Required task:
Select all lines with the string "Michael" in them, and copy those lines.

Data excerpts:
— Begin —

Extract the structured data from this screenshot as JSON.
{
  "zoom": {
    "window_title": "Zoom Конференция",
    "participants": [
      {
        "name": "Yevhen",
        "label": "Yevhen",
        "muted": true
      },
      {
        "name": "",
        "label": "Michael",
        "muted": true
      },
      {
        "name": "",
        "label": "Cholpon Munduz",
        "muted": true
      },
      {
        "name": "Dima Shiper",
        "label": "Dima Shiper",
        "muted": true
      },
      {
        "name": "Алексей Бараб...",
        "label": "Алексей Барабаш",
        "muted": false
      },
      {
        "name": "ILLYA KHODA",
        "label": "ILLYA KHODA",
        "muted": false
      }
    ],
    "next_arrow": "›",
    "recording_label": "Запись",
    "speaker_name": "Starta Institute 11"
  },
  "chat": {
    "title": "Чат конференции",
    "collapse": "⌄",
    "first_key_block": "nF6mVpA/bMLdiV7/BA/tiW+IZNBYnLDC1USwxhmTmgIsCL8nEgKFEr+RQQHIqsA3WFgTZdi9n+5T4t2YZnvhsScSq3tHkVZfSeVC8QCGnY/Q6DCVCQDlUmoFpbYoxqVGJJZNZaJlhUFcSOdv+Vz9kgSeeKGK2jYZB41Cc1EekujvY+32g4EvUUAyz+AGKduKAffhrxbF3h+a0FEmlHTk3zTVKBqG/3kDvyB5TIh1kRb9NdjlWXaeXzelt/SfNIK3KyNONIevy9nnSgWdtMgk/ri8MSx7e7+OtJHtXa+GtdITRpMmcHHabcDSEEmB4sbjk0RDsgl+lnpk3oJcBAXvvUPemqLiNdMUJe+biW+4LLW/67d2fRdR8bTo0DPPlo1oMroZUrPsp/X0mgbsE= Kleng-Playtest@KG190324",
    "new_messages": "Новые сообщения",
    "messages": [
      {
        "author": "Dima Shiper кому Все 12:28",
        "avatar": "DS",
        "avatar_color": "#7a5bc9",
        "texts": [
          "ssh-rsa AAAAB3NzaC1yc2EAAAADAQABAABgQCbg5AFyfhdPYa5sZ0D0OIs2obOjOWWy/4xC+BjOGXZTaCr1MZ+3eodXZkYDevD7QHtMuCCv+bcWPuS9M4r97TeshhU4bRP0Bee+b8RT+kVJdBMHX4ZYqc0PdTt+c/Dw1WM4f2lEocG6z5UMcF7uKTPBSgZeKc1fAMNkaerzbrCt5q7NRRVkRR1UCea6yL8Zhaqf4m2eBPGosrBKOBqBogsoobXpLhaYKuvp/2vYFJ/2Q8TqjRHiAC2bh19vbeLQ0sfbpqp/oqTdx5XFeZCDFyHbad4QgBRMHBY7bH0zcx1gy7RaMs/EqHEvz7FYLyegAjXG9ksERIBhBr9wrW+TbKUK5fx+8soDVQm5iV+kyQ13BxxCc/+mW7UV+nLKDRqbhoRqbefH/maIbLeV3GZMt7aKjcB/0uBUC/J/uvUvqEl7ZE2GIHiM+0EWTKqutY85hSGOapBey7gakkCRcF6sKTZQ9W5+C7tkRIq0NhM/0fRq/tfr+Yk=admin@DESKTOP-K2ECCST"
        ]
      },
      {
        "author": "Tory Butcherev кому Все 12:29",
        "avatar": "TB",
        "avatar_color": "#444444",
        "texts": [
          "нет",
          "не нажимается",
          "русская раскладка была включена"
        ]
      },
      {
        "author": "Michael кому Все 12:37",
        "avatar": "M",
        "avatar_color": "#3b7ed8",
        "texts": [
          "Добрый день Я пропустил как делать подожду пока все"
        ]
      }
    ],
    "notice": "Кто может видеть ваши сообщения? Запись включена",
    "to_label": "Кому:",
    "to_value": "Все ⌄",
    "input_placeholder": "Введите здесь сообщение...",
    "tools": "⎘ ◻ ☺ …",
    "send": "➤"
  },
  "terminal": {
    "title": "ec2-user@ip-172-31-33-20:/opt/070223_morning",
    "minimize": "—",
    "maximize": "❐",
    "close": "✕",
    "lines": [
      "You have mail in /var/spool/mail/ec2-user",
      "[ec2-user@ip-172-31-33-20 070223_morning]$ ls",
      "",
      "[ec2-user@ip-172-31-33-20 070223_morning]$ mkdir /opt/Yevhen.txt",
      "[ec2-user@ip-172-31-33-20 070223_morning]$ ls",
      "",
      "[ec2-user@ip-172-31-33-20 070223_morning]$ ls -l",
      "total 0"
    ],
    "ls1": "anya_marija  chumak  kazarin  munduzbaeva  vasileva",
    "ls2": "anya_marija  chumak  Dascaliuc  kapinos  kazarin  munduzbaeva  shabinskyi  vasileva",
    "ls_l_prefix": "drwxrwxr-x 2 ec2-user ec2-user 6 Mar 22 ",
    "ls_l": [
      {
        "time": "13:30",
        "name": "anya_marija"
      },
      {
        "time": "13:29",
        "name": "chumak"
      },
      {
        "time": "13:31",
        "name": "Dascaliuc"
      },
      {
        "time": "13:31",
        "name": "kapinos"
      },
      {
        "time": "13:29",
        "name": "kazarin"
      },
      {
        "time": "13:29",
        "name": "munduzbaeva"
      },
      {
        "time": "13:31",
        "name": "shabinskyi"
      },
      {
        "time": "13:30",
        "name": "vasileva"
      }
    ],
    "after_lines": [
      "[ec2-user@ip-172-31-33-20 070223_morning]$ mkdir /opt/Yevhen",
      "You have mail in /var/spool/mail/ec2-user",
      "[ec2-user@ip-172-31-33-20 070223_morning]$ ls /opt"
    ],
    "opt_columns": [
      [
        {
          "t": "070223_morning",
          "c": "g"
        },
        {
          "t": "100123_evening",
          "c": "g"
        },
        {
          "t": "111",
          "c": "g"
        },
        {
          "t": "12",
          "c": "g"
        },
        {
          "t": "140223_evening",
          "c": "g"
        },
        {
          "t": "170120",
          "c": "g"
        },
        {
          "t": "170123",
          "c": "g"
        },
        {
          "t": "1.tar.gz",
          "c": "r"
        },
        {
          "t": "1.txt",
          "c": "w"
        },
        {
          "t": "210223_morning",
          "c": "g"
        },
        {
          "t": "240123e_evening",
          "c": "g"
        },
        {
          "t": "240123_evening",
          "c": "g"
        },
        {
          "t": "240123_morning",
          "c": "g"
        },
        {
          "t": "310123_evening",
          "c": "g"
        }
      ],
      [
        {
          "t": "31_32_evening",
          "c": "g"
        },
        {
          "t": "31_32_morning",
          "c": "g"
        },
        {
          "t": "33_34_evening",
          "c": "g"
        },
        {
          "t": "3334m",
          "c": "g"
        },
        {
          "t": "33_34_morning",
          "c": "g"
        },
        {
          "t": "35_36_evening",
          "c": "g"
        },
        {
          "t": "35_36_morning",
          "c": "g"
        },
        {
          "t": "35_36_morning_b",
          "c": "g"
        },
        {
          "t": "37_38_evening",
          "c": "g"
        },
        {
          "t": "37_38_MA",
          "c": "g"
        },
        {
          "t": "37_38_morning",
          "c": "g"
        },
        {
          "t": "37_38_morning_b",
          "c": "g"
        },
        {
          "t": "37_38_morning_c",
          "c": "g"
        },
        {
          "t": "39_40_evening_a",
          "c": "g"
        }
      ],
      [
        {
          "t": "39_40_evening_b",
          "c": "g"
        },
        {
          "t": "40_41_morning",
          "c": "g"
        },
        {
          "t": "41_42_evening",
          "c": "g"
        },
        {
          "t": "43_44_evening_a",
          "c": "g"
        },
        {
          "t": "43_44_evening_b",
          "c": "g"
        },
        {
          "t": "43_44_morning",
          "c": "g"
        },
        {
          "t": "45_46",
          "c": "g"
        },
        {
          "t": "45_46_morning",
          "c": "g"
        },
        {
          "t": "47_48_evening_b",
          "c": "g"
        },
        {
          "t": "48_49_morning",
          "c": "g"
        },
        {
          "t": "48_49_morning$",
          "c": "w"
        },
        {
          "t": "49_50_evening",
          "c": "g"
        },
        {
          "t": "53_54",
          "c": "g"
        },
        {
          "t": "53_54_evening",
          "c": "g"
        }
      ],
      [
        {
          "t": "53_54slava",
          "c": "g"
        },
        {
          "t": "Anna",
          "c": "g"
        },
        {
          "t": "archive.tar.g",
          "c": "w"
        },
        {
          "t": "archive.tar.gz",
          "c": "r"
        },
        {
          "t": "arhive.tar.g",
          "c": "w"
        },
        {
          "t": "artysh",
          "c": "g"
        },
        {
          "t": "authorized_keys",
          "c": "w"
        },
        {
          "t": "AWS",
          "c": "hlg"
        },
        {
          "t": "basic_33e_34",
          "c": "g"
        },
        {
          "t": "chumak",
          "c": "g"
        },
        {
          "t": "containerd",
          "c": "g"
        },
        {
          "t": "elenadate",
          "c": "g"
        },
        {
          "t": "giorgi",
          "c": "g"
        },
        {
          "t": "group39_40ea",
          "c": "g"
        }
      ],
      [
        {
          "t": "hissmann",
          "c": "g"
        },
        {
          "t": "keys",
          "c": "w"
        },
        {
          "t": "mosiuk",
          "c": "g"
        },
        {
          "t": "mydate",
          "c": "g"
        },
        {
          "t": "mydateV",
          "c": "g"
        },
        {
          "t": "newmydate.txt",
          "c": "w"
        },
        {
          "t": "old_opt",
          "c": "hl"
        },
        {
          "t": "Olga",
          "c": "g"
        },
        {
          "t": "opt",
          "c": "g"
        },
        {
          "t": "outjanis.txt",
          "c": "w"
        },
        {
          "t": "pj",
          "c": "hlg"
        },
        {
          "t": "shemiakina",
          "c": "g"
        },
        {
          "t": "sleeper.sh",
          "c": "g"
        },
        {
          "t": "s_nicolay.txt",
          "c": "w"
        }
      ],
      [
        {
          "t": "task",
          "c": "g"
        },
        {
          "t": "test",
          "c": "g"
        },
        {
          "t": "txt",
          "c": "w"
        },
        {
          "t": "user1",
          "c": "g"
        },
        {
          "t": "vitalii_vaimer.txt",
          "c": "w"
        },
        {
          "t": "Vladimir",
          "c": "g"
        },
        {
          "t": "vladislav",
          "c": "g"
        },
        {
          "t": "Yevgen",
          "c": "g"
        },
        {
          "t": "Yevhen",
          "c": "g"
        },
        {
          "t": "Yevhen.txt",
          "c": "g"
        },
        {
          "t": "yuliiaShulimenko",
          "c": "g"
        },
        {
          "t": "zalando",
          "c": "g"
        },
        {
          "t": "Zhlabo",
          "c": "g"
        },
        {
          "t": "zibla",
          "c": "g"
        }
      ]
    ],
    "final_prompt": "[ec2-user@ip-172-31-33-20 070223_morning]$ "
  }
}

— End —

Solution to the problem:
        "label": "Michael",
        "author": "Michael кому Все 12:37",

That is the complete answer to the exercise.